Start of DATA PROVIDED

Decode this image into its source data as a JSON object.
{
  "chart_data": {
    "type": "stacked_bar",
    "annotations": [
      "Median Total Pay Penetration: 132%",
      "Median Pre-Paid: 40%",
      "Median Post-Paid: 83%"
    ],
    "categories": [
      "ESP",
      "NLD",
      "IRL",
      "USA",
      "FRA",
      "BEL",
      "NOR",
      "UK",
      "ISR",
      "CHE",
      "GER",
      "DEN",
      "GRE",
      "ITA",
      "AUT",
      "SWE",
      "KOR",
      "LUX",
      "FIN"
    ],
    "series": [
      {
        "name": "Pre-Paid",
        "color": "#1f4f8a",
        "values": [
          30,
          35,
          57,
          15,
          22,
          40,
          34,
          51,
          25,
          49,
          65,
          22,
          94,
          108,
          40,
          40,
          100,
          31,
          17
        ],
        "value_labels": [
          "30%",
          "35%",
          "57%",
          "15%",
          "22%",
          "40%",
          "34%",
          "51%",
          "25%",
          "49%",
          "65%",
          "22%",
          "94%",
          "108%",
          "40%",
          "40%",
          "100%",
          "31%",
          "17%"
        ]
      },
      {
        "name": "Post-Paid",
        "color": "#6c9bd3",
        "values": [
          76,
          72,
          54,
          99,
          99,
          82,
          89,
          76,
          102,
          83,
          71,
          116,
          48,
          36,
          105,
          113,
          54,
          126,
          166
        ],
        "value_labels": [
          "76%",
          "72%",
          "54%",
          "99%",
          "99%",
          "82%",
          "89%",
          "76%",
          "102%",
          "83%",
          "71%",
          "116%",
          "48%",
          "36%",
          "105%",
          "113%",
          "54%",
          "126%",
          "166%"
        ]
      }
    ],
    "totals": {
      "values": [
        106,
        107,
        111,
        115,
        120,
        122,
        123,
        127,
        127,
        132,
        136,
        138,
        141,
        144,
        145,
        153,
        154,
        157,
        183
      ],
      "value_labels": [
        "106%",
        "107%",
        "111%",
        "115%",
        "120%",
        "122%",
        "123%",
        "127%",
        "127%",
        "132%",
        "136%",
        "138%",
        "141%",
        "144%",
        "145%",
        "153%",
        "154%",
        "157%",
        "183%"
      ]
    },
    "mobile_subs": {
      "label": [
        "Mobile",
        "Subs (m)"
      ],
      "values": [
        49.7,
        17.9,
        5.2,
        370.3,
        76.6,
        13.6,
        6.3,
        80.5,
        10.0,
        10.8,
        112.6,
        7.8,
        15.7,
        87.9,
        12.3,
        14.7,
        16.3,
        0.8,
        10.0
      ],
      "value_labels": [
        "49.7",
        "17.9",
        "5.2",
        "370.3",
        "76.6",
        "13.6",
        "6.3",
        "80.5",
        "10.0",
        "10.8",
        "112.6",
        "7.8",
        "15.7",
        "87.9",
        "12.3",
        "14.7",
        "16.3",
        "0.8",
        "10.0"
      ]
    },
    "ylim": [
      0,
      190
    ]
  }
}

End of DATA PROVIDED

Your task is to print all of the records exactly.

*FINISHED ANSWER*:
Decode this image into its source data as a JSON object.
{
  "chart_data": {
    "type": "stacked_bar",
    "annotations": [
      "Median Total Pay Penetration: 132%",
      "Median Pre-Paid: 40%",
      "Median Post-Paid: 83%"
    ],
    "categories": [
      "ESP",
      "NLD",
      "IRL",
      "USA",
      "FRA",
      "BEL",
      "NOR",
      "UK",
      "ISR",
      "CHE",
      "GER",
      "DEN",
      "GRE",
      "ITA",
      "AUT",
      "SWE",
      "KOR",
      "LUX",
      "FIN"
    ],
    "series": [
      {
        "name": "Pre-Paid",
        "color": "#1f4f8a",
        "values": [
          30,
          35,
          57,
          15,
          22,
          40,
          34,
          51,
          25,
          49,
          65,
          22,
          94,
          108,
          40,
          40,
          100,
          31,
          17
        ],
        "value_labels": [
          "30%",
          "35%",
          "57%",
          "15%",
          "22%",
          "40%",
          "34%",
          "51%",
          "25%",
          "49%",
          "65%",
          "22%",
          "94%",
          "108%",
          "40%",
          "40%",
          "100%",
          "31%",
          "17%"
        ]
      },
      {
        "name": "Post-Paid",
        "color": "#6c9bd3",
        "values": [
          76,
          72,
          54,
          99,
          99,
          82,
          89,
          76,
          102,
          83,
          71,
          116,
          48,
          36,
          105,
          113,
          54,
          126,
          166
        ],
        "value_labels": [
          "76%",
          "72%",
          "54%",
          "99%",
          "99%",
          "82%",
          "89%",
          "76%",
          "102%",
          "83%",
          "71%",
          "116%",
          "48%",
          "36%",
          "105%",
          "113%",
          "54%",
          "126%",
          "166%"
        ]
      }
    ],
    "totals": {
      "values": [
        106,
        107,
        111,
        115,
        120,
        122,
        123,
        127,
        127,
        132,
        136,
        138,
        141,
        144,
        145,
        153,
        154,
        157,
        183
      ],
      "value_labels": [
        "106%",
        "107%",
        "111%",
        "115%",
        "120%",
        "122%",
        "123%",
        "127%",
        "127%",
        "132%",
        "136%",
        "138%",
        "141%",
        "144%",
        "145%",
        "153%",
        "154%",
        "157%",
        "183%"
      ]
    },
    "mobile_subs": {
      "label": [
        "Mobile",
        "Subs (m)"
      ],
      "values": [
        49.7,
        17.9,
        5.2,
        370.3,
        76.6,
        13.6,
        6.3,
        80.5,
        10.0,
        10.8,
        112.6,
        7.8,
        15.7,
        87.9,
        12.3,
        14.7,
        16.3,
        0.8,
        10.0
      ],
      "value_labels": [
        "49.7",
        "17.9",
        "5.2",
        "370.3",
        "76.6",
        "13.6",
        "6.3",
        "80.5",
        "10.0",
        "10.8",
        "112.6",
        "7.8",
        "15.7",
        "87.9",
        "12.3",
        "14.7",
        "16.3",
        "0.8",
        "10.0"
      ]
    },
    "ylim": [
      0,
      190
    ]
  }
}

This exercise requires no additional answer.